§ SHORT EXERCISE
All records are to be retyped faithfully and completely.

§ DATA
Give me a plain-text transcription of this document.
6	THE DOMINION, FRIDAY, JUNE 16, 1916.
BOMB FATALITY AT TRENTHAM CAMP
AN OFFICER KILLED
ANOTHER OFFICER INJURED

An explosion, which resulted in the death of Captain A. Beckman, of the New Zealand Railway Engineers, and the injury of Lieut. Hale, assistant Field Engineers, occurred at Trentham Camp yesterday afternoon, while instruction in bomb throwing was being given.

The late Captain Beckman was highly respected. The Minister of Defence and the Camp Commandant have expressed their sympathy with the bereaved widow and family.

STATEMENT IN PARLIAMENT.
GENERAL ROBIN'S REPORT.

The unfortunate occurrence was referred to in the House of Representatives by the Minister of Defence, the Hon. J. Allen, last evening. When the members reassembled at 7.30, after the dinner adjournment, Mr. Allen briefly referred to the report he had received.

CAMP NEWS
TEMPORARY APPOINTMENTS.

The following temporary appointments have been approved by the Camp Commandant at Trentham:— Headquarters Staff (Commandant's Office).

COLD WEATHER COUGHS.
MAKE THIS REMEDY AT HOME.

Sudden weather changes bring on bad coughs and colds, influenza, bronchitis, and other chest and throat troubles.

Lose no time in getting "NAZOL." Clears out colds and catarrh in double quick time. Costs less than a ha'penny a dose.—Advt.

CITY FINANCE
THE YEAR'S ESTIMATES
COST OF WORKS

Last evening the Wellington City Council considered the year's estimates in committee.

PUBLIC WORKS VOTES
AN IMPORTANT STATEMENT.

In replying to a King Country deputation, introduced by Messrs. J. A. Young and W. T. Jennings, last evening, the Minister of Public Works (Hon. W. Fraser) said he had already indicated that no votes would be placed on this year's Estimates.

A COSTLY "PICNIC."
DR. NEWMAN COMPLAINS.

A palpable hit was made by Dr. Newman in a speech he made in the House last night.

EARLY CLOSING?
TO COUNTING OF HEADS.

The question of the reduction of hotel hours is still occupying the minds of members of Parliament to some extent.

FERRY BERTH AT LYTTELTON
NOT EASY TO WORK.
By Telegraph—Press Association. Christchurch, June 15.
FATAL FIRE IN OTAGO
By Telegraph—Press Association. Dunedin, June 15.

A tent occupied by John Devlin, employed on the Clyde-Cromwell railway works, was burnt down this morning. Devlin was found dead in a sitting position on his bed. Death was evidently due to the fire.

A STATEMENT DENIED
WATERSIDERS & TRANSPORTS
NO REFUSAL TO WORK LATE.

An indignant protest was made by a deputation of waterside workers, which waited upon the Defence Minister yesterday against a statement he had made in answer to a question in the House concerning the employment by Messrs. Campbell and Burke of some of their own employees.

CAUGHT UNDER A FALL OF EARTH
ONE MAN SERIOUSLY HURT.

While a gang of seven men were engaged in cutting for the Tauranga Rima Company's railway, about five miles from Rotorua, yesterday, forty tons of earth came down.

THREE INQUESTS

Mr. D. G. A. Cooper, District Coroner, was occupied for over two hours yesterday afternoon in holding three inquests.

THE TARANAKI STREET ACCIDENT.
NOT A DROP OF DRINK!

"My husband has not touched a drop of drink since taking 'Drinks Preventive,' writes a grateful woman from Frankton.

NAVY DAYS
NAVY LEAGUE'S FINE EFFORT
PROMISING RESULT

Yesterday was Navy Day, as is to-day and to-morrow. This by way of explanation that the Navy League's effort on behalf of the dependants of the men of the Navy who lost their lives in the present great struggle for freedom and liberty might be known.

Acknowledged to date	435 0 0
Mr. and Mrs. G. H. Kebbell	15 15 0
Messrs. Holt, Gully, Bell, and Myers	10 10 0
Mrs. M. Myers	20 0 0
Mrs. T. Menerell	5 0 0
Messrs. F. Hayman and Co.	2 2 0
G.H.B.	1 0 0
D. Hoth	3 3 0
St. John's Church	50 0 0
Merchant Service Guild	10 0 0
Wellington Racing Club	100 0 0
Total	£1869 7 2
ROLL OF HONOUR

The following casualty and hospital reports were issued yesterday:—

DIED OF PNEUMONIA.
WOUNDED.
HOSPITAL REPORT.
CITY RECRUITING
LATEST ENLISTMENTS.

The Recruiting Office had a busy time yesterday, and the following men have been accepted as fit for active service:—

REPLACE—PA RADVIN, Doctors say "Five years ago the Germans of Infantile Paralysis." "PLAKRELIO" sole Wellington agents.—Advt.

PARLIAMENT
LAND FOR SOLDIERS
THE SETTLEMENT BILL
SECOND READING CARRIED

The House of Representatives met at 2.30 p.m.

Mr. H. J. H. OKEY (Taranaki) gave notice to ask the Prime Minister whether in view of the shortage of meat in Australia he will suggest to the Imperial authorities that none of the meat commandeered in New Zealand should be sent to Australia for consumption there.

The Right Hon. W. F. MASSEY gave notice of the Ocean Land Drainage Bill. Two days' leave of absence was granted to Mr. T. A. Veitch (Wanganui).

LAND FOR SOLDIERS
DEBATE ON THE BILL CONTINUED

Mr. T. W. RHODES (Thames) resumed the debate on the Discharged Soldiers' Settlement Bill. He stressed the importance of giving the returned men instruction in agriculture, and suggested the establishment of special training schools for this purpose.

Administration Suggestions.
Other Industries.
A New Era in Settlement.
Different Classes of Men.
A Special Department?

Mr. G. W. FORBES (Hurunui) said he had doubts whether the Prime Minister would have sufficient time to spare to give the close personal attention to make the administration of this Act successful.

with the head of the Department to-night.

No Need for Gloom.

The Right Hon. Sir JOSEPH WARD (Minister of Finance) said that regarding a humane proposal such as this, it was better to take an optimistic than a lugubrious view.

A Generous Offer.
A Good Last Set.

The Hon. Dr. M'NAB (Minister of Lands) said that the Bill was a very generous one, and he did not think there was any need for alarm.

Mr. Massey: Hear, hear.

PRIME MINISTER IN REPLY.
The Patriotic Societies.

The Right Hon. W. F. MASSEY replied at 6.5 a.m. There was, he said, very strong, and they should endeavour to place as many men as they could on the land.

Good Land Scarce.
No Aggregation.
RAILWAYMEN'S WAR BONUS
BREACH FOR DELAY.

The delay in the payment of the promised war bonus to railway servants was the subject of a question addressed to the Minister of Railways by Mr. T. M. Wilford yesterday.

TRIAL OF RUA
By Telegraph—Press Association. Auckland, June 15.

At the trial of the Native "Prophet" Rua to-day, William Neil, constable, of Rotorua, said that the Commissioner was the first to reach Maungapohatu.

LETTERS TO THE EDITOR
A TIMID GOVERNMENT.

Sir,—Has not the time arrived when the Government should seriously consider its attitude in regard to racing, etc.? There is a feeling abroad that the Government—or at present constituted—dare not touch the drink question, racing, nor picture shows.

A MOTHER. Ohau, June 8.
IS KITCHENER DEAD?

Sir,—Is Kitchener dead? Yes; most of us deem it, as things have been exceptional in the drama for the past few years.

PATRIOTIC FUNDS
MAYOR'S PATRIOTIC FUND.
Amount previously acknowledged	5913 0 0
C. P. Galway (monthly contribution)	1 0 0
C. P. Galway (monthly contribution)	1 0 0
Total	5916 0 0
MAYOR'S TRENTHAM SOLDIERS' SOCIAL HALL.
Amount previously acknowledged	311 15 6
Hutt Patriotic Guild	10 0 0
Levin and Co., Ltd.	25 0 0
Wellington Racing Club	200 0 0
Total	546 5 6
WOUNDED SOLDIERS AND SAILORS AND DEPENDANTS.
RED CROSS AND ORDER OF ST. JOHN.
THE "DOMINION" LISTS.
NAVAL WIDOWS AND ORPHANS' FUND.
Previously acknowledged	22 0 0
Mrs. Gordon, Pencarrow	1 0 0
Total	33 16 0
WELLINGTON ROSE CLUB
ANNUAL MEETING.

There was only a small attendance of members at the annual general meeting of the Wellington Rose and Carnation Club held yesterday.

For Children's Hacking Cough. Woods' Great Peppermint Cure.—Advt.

§ THE OUTPUT
Give me a plain-text transcription of this document.
6	THE DOMINION, FRIDAY, JUNE 16, 1916.
BOMB FATALITY AT TRENTHAM CAMP
AN OFFICER KILLED
ANOTHER OFFICER INJURED

An explosion, which resulted in the death of Captain A. Beckman, of the New Zealand Railway Engineers, and the injury of Lieut. Hale, assistant Field Engineers, occurred at Trentham Camp yesterday afternoon, while instruction in bomb throwing was being given.

The late Captain Beckman was highly respected. The Minister of Defence and the Camp Commandant have expressed their sympathy with the bereaved widow and family.

STATEMENT IN PARLIAMENT.
GENERAL ROBIN'S REPORT.

The unfortunate occurrence was referred to in the House of Representatives by the Minister of Defence, the Hon. J. Allen, last evening. When the members reassembled at 7.30, after the dinner adjournment, Mr. Allen briefly referred to the report he had received.

CAMP NEWS
TEMPORARY APPOINTMENTS.

The following temporary appointments have been approved by the Camp Commandant at Trentham:— Headquarters Staff (Commandant's Office).

COLD WEATHER COUGHS.
MAKE THIS REMEDY AT HOME.

Sudden weather changes bring on bad coughs and colds, influenza, bronchitis, and other chest and throat troubles.

Lose no time in getting "NAZOL." Clears out colds and catarrh in double quick time. Costs less than a ha'penny a dose.—Advt.

CITY FINANCE
THE YEAR'S ESTIMATES
COST OF WORKS

Last evening the Wellington City Council considered the year's estimates in committee.

PUBLIC WORKS VOTES
AN IMPORTANT STATEMENT.

In replying to a King Country deputation, introduced by Messrs. J. A. Young and W. T. Jennings, last evening, the Minister of Public Works (Hon. W. Fraser) said he had already indicated that no votes would be placed on this year's Estimates.

A COSTLY "PICNIC."
DR. NEWMAN COMPLAINS.

A palpable hit was made by Dr. Newman in a speech he made in the House last night.

EARLY CLOSING?
TO COUNTING OF HEADS.

The question of the reduction of hotel hours is still occupying the minds of members of Parliament to some extent.

FERRY BERTH AT LYTTELTON
NOT EASY TO WORK.
By Telegraph—Press Association. Christchurch, June 15.
FATAL FIRE IN OTAGO
By Telegraph—Press Association. Dunedin, June 15.

A tent occupied by John Devlin, employed on the Clyde-Cromwell railway works, was burnt down this morning. Devlin was found dead in a sitting position on his bed. Death was evidently due to the fire.

A STATEMENT DENIED
WATERSIDERS & TRANSPORTS
NO REFUSAL TO WORK LATE.

An indignant protest was made by a deputation of waterside workers, which waited upon the Defence Minister yesterday against a statement he had made in answer to a question in the House concerning the employment by Messrs. Campbell and Burke of some of their own employees.

CAUGHT UNDER A FALL OF EARTH
ONE MAN SERIOUSLY HURT.

While a gang of seven men were engaged in cutting for the Tauranga Rima Company's railway, about five miles from Rotorua, yesterday, forty tons of earth came down.

THREE INQUESTS

Mr. D. G. A. Cooper, District Coroner, was occupied for over two hours yesterday afternoon in holding three inquests.

THE TARANAKI STREET ACCIDENT.
NOT A DROP OF DRINK!

"My husband has not touched a drop of drink since taking 'Drinks Preventive,' writes a grateful woman from Frankton.

NAVY DAYS
NAVY LEAGUE'S FINE EFFORT
PROMISING RESULT

Yesterday was Navy Day, as is to-day and to-morrow. This by way of explanation that the Navy League's effort on behalf of the dependants of the men of the Navy who lost their lives in the present great struggle for freedom and liberty might be known.

Acknowledged to date	435 0 0
Mr. and Mrs. G. H. Kebbell	15 15 0
Messrs. Holt, Gully, Bell, and Myers	10 10 0
Mrs. M. Myers	20 0 0
Mrs. T. Menerell	5 0 0
Messrs. F. Hayman and Co.	2 2 0
G.H.B.	1 0 0
D. Hoth	3 3 0
St. John's Church	50 0 0
Merchant Service Guild	10 0 0
Wellington Racing Club	100 0 0
Total	£1869 7 2
ROLL OF HONOUR

The following casualty and hospital reports were issued yesterday:—

DIED OF PNEUMONIA.
WOUNDED.
HOSPITAL REPORT.
CITY RECRUITING
LATEST ENLISTMENTS.

The Recruiting Office had a busy time yesterday, and the following men have been accepted as fit for active service:—

REPLACE—PA RADVIN, Doctors say "Five years ago the Germans of Infantile Paralysis." "PLAKRELIO" sole Wellington agents.—Advt.

PARLIAMENT
LAND FOR SOLDIERS
THE SETTLEMENT BILL
SECOND READING CARRIED

The House of Representatives met at 2.30 p.m.

Mr. H. J. H. OKEY (Taranaki) gave notice to ask the Prime Minister whether in view of the shortage of meat in Australia he will suggest to the Imperial authorities that none of the meat commandeered in New Zealand should be sent to Australia for consumption there.

The Right Hon. W. F. MASSEY gave notice of the Ocean Land Drainage Bill. Two days' leave of absence was granted to Mr. T. A. Veitch (Wanganui).

LAND FOR SOLDIERS
DEBATE ON THE BILL CONTINUED

Mr. T. W. RHODES (Thames) resumed the debate on the Discharged Soldiers' Settlement Bill. He stressed the importance of giving the returned men instruction in agriculture, and suggested the establishment of special training schools for this purpose.

Administration Suggestions.
Other Industries.
A New Era in Settlement.
Different Classes of Men.
A Special Department?

Mr. G. W. FORBES (Hurunui) said he had doubts whether the Prime Minister would have sufficient time to spare to give the close personal attention to make the administration of this Act successful.

with the head of the Department to-night.

No Need for Gloom.

The Right Hon. Sir JOSEPH WARD (Minister of Finance) said that regarding a humane proposal such as this, it was better to take an optimistic than a lugubrious view.

A Generous Offer.
A Good Last Set.

The Hon. Dr. M'NAB (Minister of Lands) said that the Bill was a very generous one, and he did not think there was any need for alarm.

Mr. Massey: Hear, hear.

PRIME MINISTER IN REPLY.
The Patriotic Societies.

The Right Hon. W. F. MASSEY replied at 6.5 a.m. There was, he said, very strong, and they should endeavour to place as many men as they could on the land.

Good Land Scarce.
No Aggregation.
RAILWAYMEN'S WAR BONUS
BREACH FOR DELAY.

The delay in the payment of the promised war bonus to railway servants was the subject of a question addressed to the Minister of Railways by Mr. T. M. Wilford yesterday.

TRIAL OF RUA
By Telegraph—Press Association. Auckland, June 15.

At the trial of the Native "Prophet" Rua to-day, William Neil, constable, of Rotorua, said that the Commissioner was the first to reach Maungapohatu.

LETTERS TO THE EDITOR
A TIMID GOVERNMENT.

Sir,—Has not the time arrived when the Government should seriously consider its attitude in regard to racing, etc.? There is a feeling abroad that the Government—or at present constituted—dare not touch the drink question, racing, nor picture shows.

A MOTHER. Ohau, June 8.
IS KITCHENER DEAD?

Sir,—Is Kitchener dead? Yes; most of us deem it, as things have been exceptional in the drama for the past few years.

PATRIOTIC FUNDS
MAYOR'S PATRIOTIC FUND.
Amount previously acknowledged	5913 0 0
C. P. Galway (monthly contribution)	1 0 0
C. P. Galway (monthly contribution)	1 0 0
Total	5916 0 0
MAYOR'S TRENTHAM SOLDIERS' SOCIAL HALL.
Amount previously acknowledged	311 15 6
Hutt Patriotic Guild	10 0 0
Levin and Co., Ltd.	25 0 0
Wellington Racing Club	200 0 0
Total	546 5 6
WOUNDED SOLDIERS AND SAILORS AND DEPENDANTS.
RED CROSS AND ORDER OF ST. JOHN.
THE "DOMINION" LISTS.
NAVAL WIDOWS AND ORPHANS' FUND.
Previously acknowledged	22 0 0
Mrs. Gordon, Pencarrow	1 0 0
Total	33 16 0
WELLINGTON ROSE CLUB
ANNUAL MEETING.

There was only a small attendance of members at the annual general meeting of the Wellington Rose and Carnation Club held yesterday.

For Children's Hacking Cough. Woods' Great Peppermint Cure.—Advt.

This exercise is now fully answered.